▶ [Data to use]:
::::::::
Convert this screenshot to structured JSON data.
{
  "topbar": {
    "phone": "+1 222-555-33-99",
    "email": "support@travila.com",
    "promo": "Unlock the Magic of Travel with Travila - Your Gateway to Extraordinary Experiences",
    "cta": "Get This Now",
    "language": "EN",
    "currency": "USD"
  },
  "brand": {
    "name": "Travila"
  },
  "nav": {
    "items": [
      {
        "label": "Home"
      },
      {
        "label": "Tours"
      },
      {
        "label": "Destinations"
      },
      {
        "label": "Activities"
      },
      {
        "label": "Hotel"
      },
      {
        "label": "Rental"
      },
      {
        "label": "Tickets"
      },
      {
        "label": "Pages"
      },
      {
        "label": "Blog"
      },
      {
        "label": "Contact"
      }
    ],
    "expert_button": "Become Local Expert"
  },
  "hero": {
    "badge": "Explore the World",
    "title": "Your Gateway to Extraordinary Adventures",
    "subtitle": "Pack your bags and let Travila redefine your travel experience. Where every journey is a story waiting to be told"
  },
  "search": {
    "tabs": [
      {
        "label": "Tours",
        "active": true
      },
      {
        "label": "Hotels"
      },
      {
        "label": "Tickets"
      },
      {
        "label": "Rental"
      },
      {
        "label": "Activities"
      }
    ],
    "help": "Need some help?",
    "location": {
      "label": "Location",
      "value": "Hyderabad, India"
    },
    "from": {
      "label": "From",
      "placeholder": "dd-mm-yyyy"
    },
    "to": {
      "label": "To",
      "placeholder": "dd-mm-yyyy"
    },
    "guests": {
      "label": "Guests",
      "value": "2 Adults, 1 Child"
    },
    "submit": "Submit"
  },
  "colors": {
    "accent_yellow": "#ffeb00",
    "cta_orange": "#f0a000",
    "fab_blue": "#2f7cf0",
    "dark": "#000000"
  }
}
::::::::
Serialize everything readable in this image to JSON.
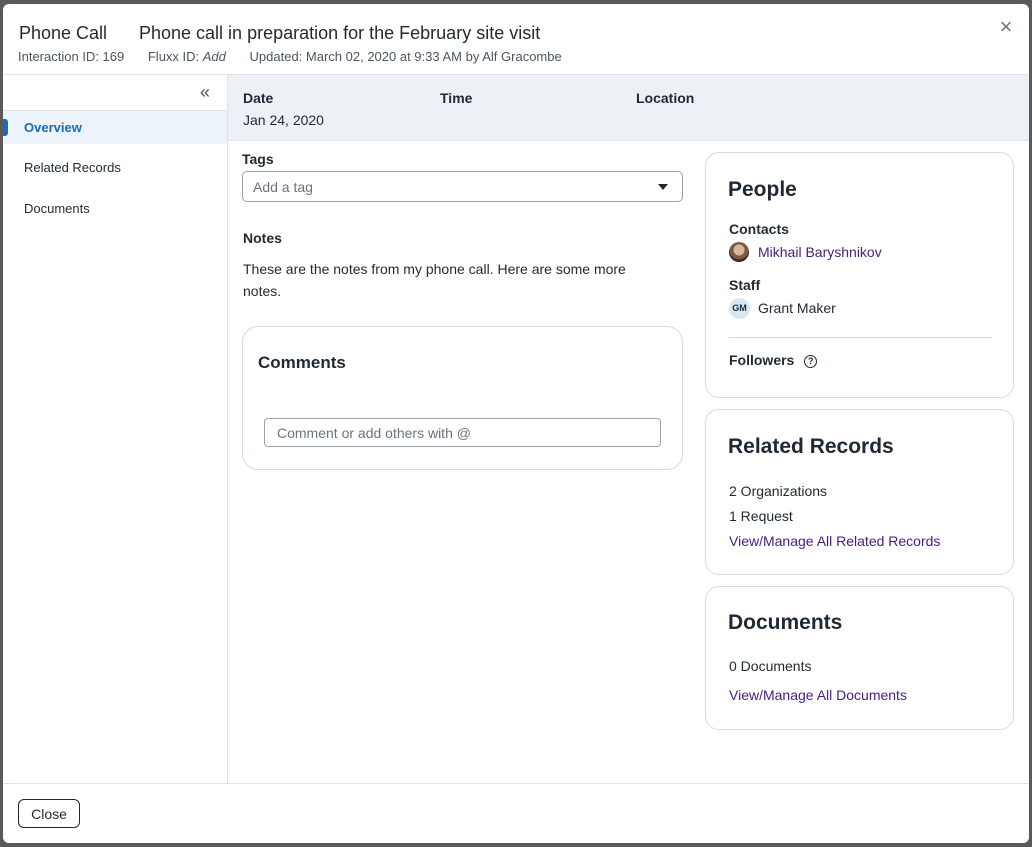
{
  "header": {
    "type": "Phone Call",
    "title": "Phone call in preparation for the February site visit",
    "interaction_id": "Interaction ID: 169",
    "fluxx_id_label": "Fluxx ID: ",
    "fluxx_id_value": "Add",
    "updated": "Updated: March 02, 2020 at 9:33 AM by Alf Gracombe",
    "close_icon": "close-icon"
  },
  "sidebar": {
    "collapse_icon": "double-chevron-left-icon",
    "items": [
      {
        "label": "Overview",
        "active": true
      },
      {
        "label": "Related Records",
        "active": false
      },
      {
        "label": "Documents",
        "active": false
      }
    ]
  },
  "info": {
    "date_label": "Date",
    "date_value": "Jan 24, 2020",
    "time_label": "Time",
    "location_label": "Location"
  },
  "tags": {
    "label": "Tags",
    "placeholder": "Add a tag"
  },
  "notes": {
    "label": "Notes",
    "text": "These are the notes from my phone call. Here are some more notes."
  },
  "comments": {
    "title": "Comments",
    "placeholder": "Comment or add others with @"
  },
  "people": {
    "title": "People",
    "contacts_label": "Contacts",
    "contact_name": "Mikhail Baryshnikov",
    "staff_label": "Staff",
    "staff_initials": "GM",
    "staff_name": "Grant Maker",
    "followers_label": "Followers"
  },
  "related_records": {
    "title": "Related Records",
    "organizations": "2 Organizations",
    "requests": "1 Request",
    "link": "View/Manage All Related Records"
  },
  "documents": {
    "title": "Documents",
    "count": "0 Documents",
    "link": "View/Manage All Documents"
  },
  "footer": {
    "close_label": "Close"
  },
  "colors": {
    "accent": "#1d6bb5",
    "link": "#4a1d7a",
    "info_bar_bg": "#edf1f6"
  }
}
::::::::
▶ [Direction]: Which lines contain the word "Extraordinary"? Copy each of them.

▶ [Solved exercise]:
    "promo": "Unlock the Magic of Travel with Travila - Your Gateway to Extraordinary Experiences",
    "title": "Your Gateway to Extraordinary Adventures",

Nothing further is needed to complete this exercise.